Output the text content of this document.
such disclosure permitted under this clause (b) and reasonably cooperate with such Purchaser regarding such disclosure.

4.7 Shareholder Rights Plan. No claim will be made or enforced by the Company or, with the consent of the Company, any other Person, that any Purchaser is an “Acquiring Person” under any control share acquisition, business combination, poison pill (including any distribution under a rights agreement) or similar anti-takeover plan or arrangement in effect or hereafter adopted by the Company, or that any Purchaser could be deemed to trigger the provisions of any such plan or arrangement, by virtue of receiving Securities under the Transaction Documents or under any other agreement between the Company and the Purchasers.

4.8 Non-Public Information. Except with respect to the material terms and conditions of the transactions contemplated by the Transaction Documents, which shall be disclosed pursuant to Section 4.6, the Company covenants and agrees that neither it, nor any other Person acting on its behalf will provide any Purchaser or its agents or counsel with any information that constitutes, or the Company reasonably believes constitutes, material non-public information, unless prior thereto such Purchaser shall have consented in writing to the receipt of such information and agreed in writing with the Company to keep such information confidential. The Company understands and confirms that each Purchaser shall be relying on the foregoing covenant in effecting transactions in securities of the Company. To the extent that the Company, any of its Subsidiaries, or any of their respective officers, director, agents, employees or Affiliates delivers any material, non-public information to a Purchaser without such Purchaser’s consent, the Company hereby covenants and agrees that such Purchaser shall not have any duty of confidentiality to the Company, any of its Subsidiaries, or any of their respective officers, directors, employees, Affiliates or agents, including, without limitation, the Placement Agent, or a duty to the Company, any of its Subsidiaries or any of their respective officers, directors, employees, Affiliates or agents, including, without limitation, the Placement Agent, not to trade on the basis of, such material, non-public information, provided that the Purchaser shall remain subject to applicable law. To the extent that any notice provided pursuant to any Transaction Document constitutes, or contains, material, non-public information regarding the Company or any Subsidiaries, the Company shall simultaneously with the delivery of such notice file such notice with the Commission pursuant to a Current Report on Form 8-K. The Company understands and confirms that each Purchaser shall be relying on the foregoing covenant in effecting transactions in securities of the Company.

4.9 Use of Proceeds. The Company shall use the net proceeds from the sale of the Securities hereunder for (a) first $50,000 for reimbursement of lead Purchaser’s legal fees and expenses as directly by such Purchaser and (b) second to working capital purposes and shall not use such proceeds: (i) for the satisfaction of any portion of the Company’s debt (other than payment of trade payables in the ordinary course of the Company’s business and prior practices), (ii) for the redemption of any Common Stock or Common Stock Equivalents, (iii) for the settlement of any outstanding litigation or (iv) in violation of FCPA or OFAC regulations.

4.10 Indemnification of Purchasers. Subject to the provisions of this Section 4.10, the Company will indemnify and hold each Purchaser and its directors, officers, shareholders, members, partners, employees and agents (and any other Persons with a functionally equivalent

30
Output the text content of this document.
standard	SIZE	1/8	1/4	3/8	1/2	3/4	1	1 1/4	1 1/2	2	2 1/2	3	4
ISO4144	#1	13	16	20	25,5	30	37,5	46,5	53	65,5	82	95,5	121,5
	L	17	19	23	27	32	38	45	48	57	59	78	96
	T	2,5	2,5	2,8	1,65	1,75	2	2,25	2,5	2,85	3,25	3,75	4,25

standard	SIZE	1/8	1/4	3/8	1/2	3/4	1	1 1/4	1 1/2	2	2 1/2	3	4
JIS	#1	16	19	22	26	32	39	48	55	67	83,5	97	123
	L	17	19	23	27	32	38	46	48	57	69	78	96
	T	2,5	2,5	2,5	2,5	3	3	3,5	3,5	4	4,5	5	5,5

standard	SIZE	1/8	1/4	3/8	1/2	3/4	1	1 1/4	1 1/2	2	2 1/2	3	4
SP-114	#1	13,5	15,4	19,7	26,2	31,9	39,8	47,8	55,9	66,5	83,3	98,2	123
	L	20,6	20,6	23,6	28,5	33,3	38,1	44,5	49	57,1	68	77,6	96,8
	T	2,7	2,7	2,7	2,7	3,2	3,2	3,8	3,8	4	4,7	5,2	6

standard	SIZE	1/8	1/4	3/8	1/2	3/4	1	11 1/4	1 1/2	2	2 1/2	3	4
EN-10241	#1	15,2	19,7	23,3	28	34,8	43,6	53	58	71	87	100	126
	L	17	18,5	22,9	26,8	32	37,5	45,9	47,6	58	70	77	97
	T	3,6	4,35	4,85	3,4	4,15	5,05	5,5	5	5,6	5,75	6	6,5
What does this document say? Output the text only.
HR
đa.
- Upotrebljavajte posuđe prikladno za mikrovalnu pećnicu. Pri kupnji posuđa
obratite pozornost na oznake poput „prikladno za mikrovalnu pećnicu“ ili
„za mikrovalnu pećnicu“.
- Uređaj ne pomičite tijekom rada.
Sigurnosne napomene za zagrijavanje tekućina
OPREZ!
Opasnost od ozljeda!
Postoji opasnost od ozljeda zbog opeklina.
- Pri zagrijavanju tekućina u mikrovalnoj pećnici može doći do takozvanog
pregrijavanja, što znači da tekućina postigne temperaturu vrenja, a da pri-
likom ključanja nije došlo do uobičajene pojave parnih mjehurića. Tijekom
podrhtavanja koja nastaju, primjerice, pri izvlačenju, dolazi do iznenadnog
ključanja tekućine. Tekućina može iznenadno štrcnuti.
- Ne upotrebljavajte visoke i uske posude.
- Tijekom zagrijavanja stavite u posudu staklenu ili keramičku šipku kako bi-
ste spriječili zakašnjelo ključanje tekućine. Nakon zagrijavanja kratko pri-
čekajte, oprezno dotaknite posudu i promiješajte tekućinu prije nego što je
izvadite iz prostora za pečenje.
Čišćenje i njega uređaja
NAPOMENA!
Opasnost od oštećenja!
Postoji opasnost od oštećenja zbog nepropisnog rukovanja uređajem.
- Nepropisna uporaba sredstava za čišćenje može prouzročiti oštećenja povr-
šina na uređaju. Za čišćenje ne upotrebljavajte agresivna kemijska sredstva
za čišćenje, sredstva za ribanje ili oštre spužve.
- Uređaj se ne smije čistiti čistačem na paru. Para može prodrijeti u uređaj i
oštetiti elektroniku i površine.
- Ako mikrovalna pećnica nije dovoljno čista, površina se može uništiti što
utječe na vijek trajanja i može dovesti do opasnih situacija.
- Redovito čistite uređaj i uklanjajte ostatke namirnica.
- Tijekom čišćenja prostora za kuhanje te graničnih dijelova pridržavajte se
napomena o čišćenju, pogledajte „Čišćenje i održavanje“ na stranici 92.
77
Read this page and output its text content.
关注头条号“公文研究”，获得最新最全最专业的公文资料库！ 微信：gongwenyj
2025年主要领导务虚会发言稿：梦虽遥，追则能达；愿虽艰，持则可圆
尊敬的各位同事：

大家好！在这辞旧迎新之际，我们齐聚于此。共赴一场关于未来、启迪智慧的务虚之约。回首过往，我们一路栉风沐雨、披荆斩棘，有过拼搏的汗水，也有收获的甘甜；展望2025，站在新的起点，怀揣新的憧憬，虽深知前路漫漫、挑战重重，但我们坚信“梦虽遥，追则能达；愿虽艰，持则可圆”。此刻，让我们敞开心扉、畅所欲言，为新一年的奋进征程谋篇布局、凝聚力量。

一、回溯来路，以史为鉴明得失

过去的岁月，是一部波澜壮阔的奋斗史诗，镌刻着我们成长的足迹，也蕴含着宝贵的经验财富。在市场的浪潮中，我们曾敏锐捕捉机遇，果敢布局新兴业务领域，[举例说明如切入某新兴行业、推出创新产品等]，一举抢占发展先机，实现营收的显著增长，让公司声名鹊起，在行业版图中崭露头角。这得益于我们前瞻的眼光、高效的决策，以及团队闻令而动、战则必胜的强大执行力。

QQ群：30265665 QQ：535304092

● ● ● ● ● ● ●

**WHAT TO WORK ON:** Retype the records above exactly.

**WRITTEN RESPONSE:**
Output the text content of this document.
such disclosure permitted under this clause (b) and reasonably cooperate with such Purchaser regarding such disclosure.

4.7 Shareholder Rights Plan. No claim will be made or enforced by the Company or, with the consent of the Company, any other Person, that any Purchaser is an “Acquiring Person” under any control share acquisition, business combination, poison pill (including any distribution under a rights agreement) or similar anti-takeover plan or arrangement in effect or hereafter adopted by the Company, or that any Purchaser could be deemed to trigger the provisions of any such plan or arrangement, by virtue of receiving Securities under the Transaction Documents or under any other agreement between the Company and the Purchasers.

4.8 Non-Public Information. Except with respect to the material terms and conditions of the transactions contemplated by the Transaction Documents, which shall be disclosed pursuant to Section 4.6, the Company covenants and agrees that neither it, nor any other Person acting on its behalf will provide any Purchaser or its agents or counsel with any information that constitutes, or the Company reasonably believes constitutes, material non-public information, unless prior thereto such Purchaser shall have consented in writing to the receipt of such information and agreed in writing with the Company to keep such information confidential. The Company understands and confirms that each Purchaser shall be relying on the foregoing covenant in effecting transactions in securities of the Company. To the extent that the Company, any of its Subsidiaries, or any of their respective officers, director, agents, employees or Affiliates delivers any material, non-public information to a Purchaser without such Purchaser’s consent, the Company hereby covenants and agrees that such Purchaser shall not have any duty of confidentiality to the Company, any of its Subsidiaries, or any of their respective officers, directors, employees, Affiliates or agents, including, without limitation, the Placement Agent, or a duty to the Company, any of its Subsidiaries or any of their respective officers, directors, employees, Affiliates or agents, including, without limitation, the Placement Agent, not to trade on the basis of, such material, non-public information, provided that the Purchaser shall remain subject to applicable law. To the extent that any notice provided pursuant to any Transaction Document constitutes, or contains, material, non-public information regarding the Company or any Subsidiaries, the Company shall simultaneously with the delivery of such notice file such notice with the Commission pursuant to a Current Report on Form 8-K. The Company understands and confirms that each Purchaser shall be relying on the foregoing covenant in effecting transactions in securities of the Company.

4.9 Use of Proceeds. The Company shall use the net proceeds from the sale of the Securities hereunder for (a) first $50,000 for reimbursement of lead Purchaser’s legal fees and expenses as directly by such Purchaser and (b) second to working capital purposes and shall not use such proceeds: (i) for the satisfaction of any portion of the Company’s debt (other than payment of trade payables in the ordinary course of the Company’s business and prior practices), (ii) for the redemption of any Common Stock or Common Stock Equivalents, (iii) for the settlement of any outstanding litigation or (iv) in violation of FCPA or OFAC regulations.

4.10 Indemnification of Purchasers. Subject to the provisions of this Section 4.10, the Company will indemnify and hold each Purchaser and its directors, officers, shareholders, members, partners, employees and agents (and any other Persons with a functionally equivalent

30
Output the text content of this document.
standard	SIZE	1/8	1/4	3/8	1/2	3/4	1	1 1/4	1 1/2	2	2 1/2	3	4
ISO4144	#1	13	16	20	25,5	30	37,5	46,5	53	65,5	82	95,5	121,5
	L	17	19	23	27	32	38	45	48	57	59	78	96
	T	2,5	2,5	2,8	1,65	1,75	2	2,25	2,5	2,85	3,25	3,75	4,25

standard	SIZE	1/8	1/4	3/8	1/2	3/4	1	1 1/4	1 1/2	2	2 1/2	3	4
JIS	#1	16	19	22	26	32	39	48	55	67	83,5	97	123
	L	17	19	23	27	32	38	46	48	57	69	78	96
	T	2,5	2,5	2,5	2,5	3	3	3,5	3,5	4	4,5	5	5,5

standard	SIZE	1/8	1/4	3/8	1/2	3/4	1	1 1/4	1 1/2	2	2 1/2	3	4
SP-114	#1	13,5	15,4	19,7	26,2	31,9	39,8	47,8	55,9	66,5	83,3	98,2	123
	L	20,6	20,6	23,6	28,5	33,3	38,1	44,5	49	57,1	68	77,6	96,8
	T	2,7	2,7	2,7	2,7	3,2	3,2	3,8	3,8	4	4,7	5,2	6

standard	SIZE	1/8	1/4	3/8	1/2	3/4	1	11 1/4	1 1/2	2	2 1/2	3	4
EN-10241	#1	15,2	19,7	23,3	28	34,8	43,6	53	58	71	87	100	126
	L	17	18,5	22,9	26,8	32	37,5	45,9	47,6	58	70	77	97
	T	3,6	4,35	4,85	3,4	4,15	5,05	5,5	5	5,6	5,75	6	6,5
What does this document say? Output the text only.
HR
đa.
- Upotrebljavajte posuđe prikladno za mikrovalnu pećnicu. Pri kupnji posuđa
obratite pozornost na oznake poput „prikladno za mikrovalnu pećnicu“ ili
„za mikrovalnu pećnicu“.
- Uređaj ne pomičite tijekom rada.
Sigurnosne napomene za zagrijavanje tekućina
OPREZ!
Opasnost od ozljeda!
Postoji opasnost od ozljeda zbog opeklina.
- Pri zagrijavanju tekućina u mikrovalnoj pećnici može doći do takozvanog
pregrijavanja, što znači da tekućina postigne temperaturu vrenja, a da pri-
likom ključanja nije došlo do uobičajene pojave parnih mjehurića. Tijekom
podrhtavanja koja nastaju, primjerice, pri izvlačenju, dolazi do iznenadnog
ključanja tekućine. Tekućina može iznenadno štrcnuti.
- Ne upotrebljavajte visoke i uske posude.
- Tijekom zagrijavanja stavite u posudu staklenu ili keramičku šipku kako bi-
ste spriječili zakašnjelo ključanje tekućine. Nakon zagrijavanja kratko pri-
čekajte, oprezno dotaknite posudu i promiješajte tekućinu prije nego što je
izvadite iz prostora za pečenje.
Čišćenje i njega uređaja
NAPOMENA!
Opasnost od oštećenja!
Postoji opasnost od oštećenja zbog nepropisnog rukovanja uređajem.
- Nepropisna uporaba sredstava za čišćenje može prouzročiti oštećenja povr-
šina na uređaju. Za čišćenje ne upotrebljavajte agresivna kemijska sredstva
za čišćenje, sredstva za ribanje ili oštre spužve.
- Uređaj se ne smije čistiti čistačem na paru. Para može prodrijeti u uređaj i
oštetiti elektroniku i površine.
- Ako mikrovalna pećnica nije dovoljno čista, površina se može uništiti što
utječe na vijek trajanja i može dovesti do opasnih situacija.
- Redovito čistite uređaj i uklanjajte ostatke namirnica.
- Tijekom čišćenja prostora za kuhanje te graničnih dijelova pridržavajte se
napomena o čišćenju, pogledajte „Čišćenje i održavanje“ na stranici 92.
77
Read this page and output its text content.
关注头条号“公文研究”，获得最新最全最专业的公文资料库！ 微信：gongwenyj
2025年主要领导务虚会发言稿：梦虽遥，追则能达；愿虽艰，持则可圆
尊敬的各位同事：

大家好！在这辞旧迎新之际，我们齐聚于此。共赴一场关于未来、启迪智慧的务虚之约。回首过往，我们一路栉风沐雨、披荆斩棘，有过拼搏的汗水，也有收获的甘甜；展望2025，站在新的起点，怀揣新的憧憬，虽深知前路漫漫、挑战重重，但我们坚信“梦虽遥，追则能达；愿虽艰，持则可圆”。此刻，让我们敞开心扉、畅所欲言，为新一年的奋进征程谋篇布局、凝聚力量。

一、回溯来路，以史为鉴明得失

过去的岁月，是一部波澜壮阔的奋斗史诗，镌刻着我们成长的足迹，也蕴含着宝贵的经验财富。在市场的浪潮中，我们曾敏锐捕捉机遇，果敢布局新兴业务领域，[举例说明如切入某新兴行业、推出创新产品等]，一举抢占发展先机，实现营收的显著增长，让公司声名鹊起，在行业版图中崭露头角。这得益于我们前瞻的眼光、高效的决策，以及团队闻令而动、战则必胜的强大执行力。

QQ群：30265665 QQ：535304092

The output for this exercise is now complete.